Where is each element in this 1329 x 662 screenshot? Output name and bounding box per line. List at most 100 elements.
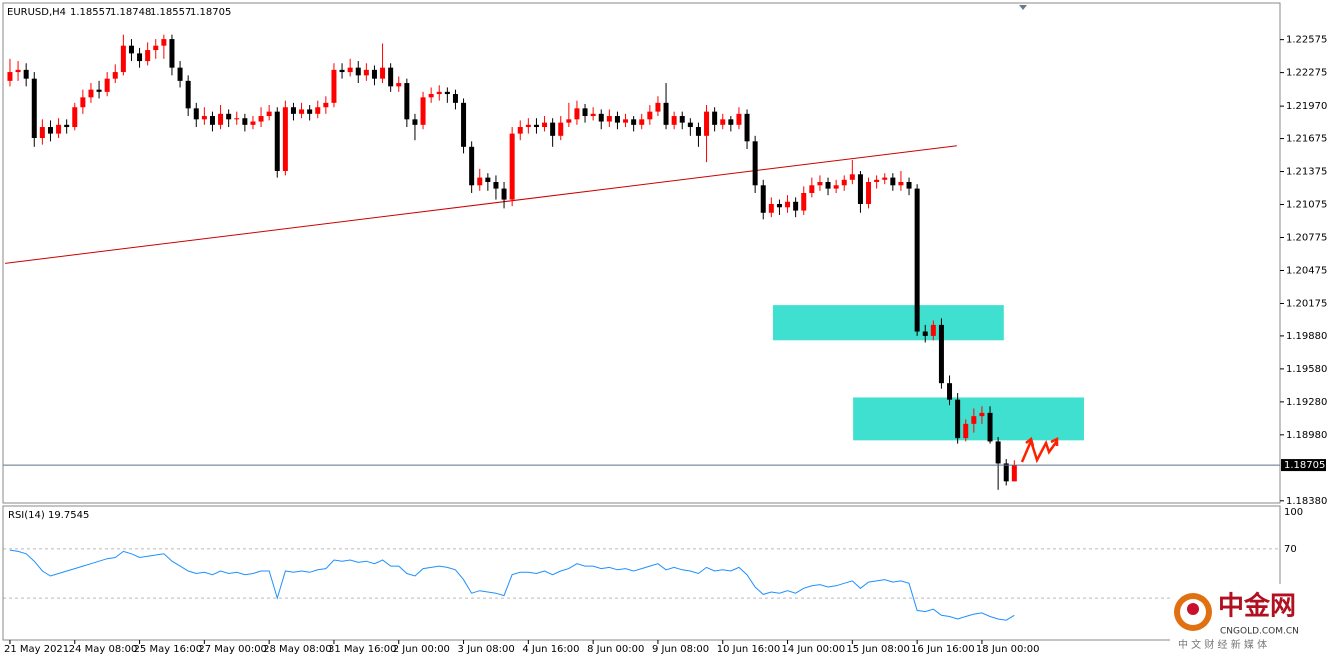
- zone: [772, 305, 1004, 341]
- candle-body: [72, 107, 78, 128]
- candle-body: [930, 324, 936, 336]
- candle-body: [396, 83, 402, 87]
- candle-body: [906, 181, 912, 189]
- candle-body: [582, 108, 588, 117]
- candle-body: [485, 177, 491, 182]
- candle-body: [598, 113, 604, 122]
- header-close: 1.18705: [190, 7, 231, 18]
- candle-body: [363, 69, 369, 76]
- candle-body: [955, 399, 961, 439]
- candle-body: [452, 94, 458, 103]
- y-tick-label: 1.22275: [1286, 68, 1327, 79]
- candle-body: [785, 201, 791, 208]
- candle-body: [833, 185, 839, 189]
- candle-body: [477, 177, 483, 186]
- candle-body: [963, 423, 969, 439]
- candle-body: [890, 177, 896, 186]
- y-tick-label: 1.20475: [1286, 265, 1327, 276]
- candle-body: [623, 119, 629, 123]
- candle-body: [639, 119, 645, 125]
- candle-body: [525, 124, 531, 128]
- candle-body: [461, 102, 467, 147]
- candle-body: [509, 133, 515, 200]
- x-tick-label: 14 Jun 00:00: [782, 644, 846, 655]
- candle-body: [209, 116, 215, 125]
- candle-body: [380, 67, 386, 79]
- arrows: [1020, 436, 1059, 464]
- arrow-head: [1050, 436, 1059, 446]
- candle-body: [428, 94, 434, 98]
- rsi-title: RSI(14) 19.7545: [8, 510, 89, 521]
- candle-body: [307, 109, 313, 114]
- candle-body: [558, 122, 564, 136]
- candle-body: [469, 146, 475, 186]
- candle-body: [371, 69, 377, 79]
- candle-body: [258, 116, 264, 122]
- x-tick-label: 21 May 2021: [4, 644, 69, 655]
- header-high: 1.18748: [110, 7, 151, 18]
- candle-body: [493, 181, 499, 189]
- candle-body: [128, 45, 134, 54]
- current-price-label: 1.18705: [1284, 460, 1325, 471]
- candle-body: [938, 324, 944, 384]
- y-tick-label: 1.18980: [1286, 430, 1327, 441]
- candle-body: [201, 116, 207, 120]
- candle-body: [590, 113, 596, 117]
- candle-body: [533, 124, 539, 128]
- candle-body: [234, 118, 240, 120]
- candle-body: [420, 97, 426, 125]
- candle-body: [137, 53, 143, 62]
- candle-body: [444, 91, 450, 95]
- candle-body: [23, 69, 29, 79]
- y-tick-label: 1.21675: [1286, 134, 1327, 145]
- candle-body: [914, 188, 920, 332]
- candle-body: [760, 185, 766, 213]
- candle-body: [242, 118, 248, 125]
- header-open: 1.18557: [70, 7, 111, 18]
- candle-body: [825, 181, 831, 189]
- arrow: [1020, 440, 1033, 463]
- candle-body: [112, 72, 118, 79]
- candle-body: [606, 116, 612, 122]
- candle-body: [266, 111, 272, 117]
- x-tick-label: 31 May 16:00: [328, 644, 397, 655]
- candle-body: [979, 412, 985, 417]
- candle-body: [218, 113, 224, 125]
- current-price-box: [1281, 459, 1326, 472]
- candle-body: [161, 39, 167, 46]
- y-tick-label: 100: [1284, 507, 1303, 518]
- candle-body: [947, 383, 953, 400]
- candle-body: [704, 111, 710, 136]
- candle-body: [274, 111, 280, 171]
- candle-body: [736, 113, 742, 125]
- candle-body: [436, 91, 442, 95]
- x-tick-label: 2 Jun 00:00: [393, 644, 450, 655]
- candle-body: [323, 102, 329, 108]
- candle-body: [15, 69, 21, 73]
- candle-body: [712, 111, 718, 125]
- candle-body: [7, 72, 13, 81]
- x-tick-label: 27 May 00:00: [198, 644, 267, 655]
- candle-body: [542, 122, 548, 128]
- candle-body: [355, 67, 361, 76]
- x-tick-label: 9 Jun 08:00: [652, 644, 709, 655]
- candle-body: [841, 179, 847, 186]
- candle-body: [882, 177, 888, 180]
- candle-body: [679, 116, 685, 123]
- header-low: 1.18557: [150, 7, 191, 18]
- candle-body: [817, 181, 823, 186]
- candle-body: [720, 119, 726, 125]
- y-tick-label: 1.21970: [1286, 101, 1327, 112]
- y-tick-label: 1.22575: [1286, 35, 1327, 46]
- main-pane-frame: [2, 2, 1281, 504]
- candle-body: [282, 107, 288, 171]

# # # # #

* _TASK PROMPT_:
Reproduce every one of the rows above word for word, but leave the picture out of your answer.

* _ANSWER TO THIS TASK_:
Where is each element in this 1329 x 662 screenshot? Output name and bounding box per line. List at most 100 elements.
- zone: [772, 305, 1004, 341]
- candle-body: [72, 107, 78, 128]
- candle-body: [930, 324, 936, 336]
- candle-body: [396, 83, 402, 87]
- candle-body: [906, 181, 912, 189]
- candle-body: [582, 108, 588, 117]
- candle-body: [485, 177, 491, 182]
- candle-body: [598, 113, 604, 122]
- header-close: 1.18705: [190, 7, 231, 18]
- candle-body: [363, 69, 369, 76]
- candle-body: [955, 399, 961, 439]
- candle-body: [452, 94, 458, 103]
- y-tick-label: 1.22275: [1286, 68, 1327, 79]
- candle-body: [785, 201, 791, 208]
- candle-body: [833, 185, 839, 189]
- candle-body: [477, 177, 483, 186]
- candle-body: [963, 423, 969, 439]
- candle-body: [890, 177, 896, 186]
- y-tick-label: 1.20475: [1286, 265, 1327, 276]
- candle-body: [623, 119, 629, 123]
- candle-body: [639, 119, 645, 125]
- candle-body: [525, 124, 531, 128]
- candle-body: [461, 102, 467, 147]
- candle-body: [509, 133, 515, 200]
- x-tick-label: 14 Jun 00:00: [782, 644, 846, 655]
- candle-body: [209, 116, 215, 125]
- candle-body: [380, 67, 386, 79]
- arrows: [1020, 436, 1059, 464]
- arrow-head: [1050, 436, 1059, 446]
- candle-body: [428, 94, 434, 98]
- rsi-title: RSI(14) 19.7545: [8, 510, 89, 521]
- candle-body: [307, 109, 313, 114]
- candle-body: [558, 122, 564, 136]
- candle-body: [469, 146, 475, 186]
- candle-body: [371, 69, 377, 79]
- candle-body: [258, 116, 264, 122]
- x-tick-label: 21 May 2021: [4, 644, 69, 655]
- header-high: 1.18748: [110, 7, 151, 18]
- candle-body: [493, 181, 499, 189]
- candle-body: [128, 45, 134, 54]
- current-price-label: 1.18705: [1284, 460, 1325, 471]
- candle-body: [938, 324, 944, 384]
- y-tick-label: 1.18980: [1286, 430, 1327, 441]
- candle-body: [201, 116, 207, 120]
- candle-body: [590, 113, 596, 117]
- candle-body: [533, 124, 539, 128]
- candle-body: [234, 118, 240, 120]
- candle-body: [420, 97, 426, 125]
- candle-body: [137, 53, 143, 62]
- candle-body: [444, 91, 450, 95]
- candle-body: [23, 69, 29, 79]
- y-tick-label: 1.21675: [1286, 134, 1327, 145]
- candle-body: [914, 188, 920, 332]
- candle-body: [760, 185, 766, 213]
- candle-body: [242, 118, 248, 125]
- header-open: 1.18557: [70, 7, 111, 18]
- candle-body: [825, 181, 831, 189]
- arrow: [1020, 440, 1033, 463]
- candle-body: [112, 72, 118, 79]
- candle-body: [606, 116, 612, 122]
- candle-body: [266, 111, 272, 117]
- x-tick-label: 31 May 16:00: [328, 644, 397, 655]
- candle-body: [979, 412, 985, 417]
- candle-body: [218, 113, 224, 125]
- current-price-box: [1281, 459, 1326, 472]
- candle-body: [161, 39, 167, 46]
- y-tick-label: 100: [1284, 507, 1303, 518]
- candle-body: [947, 383, 953, 400]
- candle-body: [704, 111, 710, 136]
- candle-body: [274, 111, 280, 171]
- candle-body: [736, 113, 742, 125]
- candle-body: [436, 91, 442, 95]
- x-tick-label: 2 Jun 00:00: [393, 644, 450, 655]
- candle-body: [323, 102, 329, 108]
- candle-body: [15, 69, 21, 73]
- candle-body: [712, 111, 718, 125]
- candle-body: [7, 72, 13, 81]
- x-tick-label: 27 May 00:00: [198, 644, 267, 655]
- candle-body: [542, 122, 548, 128]
- candle-body: [355, 67, 361, 76]
- x-tick-label: 9 Jun 08:00: [652, 644, 709, 655]
- candle-body: [841, 179, 847, 186]
- candle-body: [882, 177, 888, 180]
- candle-body: [679, 116, 685, 123]
- header-low: 1.18557: [150, 7, 191, 18]
- candle-body: [817, 181, 823, 186]
- candle-body: [720, 119, 726, 125]
- y-tick-label: 1.21970: [1286, 101, 1327, 112]
- y-tick-label: 1.22575: [1286, 35, 1327, 46]
- main-pane-frame: [2, 2, 1281, 504]
- candle-body: [282, 107, 288, 171]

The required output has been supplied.